-- begin Input material --
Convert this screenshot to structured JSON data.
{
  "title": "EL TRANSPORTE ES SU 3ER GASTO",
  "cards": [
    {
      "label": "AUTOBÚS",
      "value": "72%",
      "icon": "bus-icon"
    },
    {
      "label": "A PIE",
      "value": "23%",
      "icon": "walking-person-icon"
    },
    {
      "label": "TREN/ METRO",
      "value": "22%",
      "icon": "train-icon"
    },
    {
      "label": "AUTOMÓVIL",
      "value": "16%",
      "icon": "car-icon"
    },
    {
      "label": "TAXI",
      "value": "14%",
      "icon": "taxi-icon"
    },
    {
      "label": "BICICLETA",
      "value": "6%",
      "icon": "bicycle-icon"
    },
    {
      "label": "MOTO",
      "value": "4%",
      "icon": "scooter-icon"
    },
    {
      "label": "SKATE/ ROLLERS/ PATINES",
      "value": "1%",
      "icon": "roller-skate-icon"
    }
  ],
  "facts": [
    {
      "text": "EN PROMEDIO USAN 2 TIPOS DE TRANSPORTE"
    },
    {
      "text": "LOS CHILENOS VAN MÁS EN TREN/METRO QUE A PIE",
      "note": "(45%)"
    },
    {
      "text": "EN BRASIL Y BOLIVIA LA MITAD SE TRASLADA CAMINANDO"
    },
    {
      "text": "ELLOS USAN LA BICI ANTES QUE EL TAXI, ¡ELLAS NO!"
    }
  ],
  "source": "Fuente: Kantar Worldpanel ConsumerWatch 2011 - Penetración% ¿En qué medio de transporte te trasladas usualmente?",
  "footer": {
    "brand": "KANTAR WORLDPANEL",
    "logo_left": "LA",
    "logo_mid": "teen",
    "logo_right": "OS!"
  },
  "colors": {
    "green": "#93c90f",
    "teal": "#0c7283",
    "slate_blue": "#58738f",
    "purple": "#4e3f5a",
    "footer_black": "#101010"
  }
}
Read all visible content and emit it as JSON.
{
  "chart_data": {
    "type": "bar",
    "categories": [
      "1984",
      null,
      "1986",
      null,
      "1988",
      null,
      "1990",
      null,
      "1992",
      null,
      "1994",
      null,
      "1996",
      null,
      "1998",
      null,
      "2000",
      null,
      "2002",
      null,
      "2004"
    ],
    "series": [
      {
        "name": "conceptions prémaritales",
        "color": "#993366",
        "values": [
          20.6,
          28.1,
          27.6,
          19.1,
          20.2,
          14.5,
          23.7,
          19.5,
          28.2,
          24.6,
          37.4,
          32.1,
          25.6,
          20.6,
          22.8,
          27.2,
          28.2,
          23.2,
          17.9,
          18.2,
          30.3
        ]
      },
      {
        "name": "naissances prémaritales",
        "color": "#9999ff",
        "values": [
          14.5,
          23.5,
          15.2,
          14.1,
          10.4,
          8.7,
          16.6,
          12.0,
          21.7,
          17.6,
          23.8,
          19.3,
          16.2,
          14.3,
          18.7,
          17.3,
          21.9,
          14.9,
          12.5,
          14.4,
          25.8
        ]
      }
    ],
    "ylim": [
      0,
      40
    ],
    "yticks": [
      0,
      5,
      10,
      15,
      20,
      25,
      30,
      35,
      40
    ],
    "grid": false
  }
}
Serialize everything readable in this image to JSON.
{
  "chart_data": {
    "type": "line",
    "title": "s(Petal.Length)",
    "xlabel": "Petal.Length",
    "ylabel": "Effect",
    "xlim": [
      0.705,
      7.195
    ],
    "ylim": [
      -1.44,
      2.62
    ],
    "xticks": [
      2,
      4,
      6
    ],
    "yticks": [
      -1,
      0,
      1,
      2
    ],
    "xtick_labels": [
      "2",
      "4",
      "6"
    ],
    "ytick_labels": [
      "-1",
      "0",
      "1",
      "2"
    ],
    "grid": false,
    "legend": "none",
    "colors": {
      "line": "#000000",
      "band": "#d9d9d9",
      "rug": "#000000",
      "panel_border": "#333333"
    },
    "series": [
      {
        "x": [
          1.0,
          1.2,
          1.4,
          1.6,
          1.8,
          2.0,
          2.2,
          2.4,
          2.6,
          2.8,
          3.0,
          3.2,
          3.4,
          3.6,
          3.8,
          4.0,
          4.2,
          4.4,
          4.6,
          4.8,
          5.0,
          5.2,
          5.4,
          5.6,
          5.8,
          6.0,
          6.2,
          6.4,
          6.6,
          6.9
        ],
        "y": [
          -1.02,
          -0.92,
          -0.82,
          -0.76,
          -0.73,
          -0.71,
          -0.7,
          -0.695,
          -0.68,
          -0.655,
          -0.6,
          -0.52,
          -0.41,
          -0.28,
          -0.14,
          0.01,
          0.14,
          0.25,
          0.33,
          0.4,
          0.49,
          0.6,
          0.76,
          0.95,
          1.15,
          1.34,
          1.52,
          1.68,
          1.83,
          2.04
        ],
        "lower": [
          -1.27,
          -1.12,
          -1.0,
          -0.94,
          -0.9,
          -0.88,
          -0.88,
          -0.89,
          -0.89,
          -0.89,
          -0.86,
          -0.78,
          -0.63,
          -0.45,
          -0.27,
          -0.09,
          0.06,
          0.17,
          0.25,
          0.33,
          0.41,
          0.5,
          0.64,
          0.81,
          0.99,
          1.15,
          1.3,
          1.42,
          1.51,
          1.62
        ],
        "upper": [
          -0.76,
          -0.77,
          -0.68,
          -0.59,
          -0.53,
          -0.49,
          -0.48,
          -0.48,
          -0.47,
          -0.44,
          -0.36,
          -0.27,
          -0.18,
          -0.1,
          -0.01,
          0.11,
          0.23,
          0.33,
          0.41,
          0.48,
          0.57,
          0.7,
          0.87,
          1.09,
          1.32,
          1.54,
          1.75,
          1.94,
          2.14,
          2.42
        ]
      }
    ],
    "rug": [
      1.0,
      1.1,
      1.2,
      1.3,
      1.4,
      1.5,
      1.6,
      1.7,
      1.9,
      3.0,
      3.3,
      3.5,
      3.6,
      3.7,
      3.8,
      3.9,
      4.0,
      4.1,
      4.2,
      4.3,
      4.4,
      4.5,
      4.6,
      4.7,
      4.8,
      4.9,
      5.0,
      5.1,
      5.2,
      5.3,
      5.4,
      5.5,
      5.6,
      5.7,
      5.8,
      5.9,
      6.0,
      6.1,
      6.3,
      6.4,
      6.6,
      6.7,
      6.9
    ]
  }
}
-- end Input material --
* [What to do] Gather up, from the records above, each line where the word "TREN" appears.

* [Task result]
      "label": "TREN/ METRO",
      "text": "LOS CHILENOS VAN MÁS EN TREN/METRO QUE A PIE",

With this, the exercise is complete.